--- start ---

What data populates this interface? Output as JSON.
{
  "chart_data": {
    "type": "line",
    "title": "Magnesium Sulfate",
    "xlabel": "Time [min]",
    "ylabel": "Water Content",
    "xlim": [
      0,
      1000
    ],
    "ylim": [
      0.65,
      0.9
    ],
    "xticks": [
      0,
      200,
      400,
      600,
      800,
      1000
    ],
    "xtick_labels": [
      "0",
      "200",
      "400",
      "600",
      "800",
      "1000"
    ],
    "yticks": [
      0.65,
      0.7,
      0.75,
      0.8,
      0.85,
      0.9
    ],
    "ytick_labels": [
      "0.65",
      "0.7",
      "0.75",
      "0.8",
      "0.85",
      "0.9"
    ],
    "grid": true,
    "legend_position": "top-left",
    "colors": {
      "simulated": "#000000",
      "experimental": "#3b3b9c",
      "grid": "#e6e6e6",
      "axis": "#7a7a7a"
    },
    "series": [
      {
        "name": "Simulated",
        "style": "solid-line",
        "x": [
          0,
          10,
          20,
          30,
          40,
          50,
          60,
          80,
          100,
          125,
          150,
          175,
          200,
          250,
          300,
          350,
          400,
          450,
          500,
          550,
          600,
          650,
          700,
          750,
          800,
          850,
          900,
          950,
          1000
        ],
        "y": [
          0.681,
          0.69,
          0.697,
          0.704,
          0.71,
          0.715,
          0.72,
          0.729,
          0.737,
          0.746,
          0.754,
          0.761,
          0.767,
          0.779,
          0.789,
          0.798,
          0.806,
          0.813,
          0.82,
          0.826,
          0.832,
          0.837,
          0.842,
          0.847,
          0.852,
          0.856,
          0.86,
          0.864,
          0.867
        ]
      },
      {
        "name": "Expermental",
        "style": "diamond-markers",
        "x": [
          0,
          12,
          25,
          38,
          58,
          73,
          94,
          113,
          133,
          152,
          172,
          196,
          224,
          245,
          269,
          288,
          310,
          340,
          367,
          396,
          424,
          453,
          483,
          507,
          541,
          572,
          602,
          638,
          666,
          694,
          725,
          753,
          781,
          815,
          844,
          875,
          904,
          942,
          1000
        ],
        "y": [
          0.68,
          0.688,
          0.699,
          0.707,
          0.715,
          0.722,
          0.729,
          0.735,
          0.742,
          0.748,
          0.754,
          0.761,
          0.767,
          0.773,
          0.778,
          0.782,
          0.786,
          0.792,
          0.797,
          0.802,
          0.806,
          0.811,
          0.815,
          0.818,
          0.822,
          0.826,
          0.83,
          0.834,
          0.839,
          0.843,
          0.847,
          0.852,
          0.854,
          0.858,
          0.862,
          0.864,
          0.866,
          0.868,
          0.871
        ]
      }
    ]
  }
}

--- end ---

• WHAT YOU SHOULD DO
Which lines hold the word "style"? Return all of them from the records above.

• ANSWER IN FULL
        "style": "solid-line",
        "style": "diamond-markers",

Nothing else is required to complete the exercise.